Stored entries:
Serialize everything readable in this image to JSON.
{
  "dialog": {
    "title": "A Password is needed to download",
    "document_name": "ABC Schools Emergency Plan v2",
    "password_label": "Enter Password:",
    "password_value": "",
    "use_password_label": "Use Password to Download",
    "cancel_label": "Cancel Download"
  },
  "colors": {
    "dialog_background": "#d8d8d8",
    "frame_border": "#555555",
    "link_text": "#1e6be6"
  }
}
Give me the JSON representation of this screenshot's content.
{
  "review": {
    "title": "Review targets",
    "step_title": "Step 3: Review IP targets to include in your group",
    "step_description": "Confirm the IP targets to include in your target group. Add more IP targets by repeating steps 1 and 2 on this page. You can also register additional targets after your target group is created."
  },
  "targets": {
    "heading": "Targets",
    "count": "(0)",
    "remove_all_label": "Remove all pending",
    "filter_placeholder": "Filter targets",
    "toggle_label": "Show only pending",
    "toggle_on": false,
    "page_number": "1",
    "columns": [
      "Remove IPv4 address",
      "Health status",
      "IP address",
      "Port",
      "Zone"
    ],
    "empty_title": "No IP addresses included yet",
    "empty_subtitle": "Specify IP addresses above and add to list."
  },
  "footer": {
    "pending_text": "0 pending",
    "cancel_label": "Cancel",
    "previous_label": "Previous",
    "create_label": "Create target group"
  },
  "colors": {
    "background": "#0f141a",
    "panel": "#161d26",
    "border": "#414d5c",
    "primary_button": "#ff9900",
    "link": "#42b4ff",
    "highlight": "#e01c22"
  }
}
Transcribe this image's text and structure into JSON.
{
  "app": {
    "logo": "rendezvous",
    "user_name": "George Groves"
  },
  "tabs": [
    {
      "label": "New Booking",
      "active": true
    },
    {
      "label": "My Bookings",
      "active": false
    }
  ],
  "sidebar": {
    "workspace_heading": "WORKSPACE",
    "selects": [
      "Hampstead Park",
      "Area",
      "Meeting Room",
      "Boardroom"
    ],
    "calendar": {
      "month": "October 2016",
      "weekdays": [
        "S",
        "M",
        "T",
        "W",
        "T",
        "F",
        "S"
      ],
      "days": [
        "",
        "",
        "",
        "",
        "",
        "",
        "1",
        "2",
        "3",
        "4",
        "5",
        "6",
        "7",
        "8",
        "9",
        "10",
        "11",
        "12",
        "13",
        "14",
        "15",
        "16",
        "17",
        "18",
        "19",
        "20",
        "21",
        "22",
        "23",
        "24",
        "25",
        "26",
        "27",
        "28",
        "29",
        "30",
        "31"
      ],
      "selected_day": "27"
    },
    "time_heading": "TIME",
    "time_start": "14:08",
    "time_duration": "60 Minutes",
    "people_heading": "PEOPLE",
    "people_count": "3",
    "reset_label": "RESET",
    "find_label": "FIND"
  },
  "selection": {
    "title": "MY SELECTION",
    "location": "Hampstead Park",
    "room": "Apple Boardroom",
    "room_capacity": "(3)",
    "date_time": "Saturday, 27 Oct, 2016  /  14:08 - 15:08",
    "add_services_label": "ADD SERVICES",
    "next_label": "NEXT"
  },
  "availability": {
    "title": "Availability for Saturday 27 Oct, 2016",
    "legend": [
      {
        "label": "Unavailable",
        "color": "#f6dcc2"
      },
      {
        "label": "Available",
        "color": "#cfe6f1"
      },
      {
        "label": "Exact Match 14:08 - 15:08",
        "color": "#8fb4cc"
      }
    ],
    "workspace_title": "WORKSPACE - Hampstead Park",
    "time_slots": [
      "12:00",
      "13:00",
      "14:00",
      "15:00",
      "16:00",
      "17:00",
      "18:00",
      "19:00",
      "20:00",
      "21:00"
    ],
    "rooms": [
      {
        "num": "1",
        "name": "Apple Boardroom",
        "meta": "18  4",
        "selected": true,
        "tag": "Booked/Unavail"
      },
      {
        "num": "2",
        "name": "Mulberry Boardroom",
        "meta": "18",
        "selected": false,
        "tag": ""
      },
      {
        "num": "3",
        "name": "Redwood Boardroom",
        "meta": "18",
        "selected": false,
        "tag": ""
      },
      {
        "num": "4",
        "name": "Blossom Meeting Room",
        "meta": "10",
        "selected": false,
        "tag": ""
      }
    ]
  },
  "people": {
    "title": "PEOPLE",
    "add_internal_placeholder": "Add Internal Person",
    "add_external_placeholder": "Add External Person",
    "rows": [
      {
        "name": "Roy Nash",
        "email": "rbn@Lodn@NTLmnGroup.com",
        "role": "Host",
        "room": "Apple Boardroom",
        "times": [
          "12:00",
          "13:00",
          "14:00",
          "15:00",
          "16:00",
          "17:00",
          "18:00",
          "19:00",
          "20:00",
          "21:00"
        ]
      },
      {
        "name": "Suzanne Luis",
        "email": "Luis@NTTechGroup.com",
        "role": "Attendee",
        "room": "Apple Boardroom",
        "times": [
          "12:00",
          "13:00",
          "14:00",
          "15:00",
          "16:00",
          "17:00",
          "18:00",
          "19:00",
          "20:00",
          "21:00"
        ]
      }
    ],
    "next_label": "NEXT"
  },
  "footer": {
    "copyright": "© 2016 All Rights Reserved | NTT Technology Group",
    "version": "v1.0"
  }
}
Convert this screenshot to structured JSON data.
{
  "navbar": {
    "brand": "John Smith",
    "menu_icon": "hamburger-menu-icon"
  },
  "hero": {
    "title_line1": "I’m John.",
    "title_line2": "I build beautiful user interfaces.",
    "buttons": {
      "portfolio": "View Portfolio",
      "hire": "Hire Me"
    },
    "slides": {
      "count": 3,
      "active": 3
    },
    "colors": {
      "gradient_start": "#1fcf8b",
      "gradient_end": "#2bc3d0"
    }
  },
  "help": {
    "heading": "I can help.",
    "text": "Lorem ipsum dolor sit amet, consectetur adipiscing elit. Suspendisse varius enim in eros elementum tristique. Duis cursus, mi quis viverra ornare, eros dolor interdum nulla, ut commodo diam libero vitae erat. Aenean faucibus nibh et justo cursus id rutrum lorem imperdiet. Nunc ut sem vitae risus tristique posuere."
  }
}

*What is being asked*. Above is a listing; report how many of its lines include the word "email", giving the number only.

*Written answer*. 2